_Work to be completed_
Find the number of lines containing the string "pickle" in the data. Answer with the number by itself.

_Given data_

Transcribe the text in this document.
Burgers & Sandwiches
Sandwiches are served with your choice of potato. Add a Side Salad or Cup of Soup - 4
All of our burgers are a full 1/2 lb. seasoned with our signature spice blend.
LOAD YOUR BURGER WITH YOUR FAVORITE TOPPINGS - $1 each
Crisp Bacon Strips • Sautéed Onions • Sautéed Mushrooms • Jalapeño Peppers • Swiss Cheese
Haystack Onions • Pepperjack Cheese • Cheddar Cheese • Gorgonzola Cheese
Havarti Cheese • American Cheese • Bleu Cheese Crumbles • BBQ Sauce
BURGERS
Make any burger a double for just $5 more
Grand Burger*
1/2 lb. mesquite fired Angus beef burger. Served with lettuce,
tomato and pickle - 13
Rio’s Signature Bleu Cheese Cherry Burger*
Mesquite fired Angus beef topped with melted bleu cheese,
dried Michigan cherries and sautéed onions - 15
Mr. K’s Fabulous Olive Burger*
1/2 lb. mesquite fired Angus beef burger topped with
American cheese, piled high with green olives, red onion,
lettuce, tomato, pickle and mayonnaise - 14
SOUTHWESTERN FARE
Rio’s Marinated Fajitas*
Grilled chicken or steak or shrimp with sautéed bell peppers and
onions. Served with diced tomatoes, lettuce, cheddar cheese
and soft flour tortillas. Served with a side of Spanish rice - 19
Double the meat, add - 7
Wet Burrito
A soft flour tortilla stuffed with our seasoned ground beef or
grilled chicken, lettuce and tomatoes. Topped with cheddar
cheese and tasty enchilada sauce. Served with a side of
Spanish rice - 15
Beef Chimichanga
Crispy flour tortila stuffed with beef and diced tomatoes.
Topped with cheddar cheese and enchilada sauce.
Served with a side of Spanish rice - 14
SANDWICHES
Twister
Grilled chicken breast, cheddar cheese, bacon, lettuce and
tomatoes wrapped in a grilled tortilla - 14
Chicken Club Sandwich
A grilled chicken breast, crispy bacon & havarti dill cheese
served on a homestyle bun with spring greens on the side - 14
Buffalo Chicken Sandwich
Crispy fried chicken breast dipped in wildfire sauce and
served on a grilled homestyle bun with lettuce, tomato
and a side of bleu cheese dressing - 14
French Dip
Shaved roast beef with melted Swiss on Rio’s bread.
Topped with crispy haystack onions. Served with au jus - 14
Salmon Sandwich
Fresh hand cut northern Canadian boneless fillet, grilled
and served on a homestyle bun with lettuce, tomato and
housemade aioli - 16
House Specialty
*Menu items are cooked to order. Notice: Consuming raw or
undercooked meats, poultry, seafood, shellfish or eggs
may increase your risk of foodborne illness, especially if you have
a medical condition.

_Answer in full_
2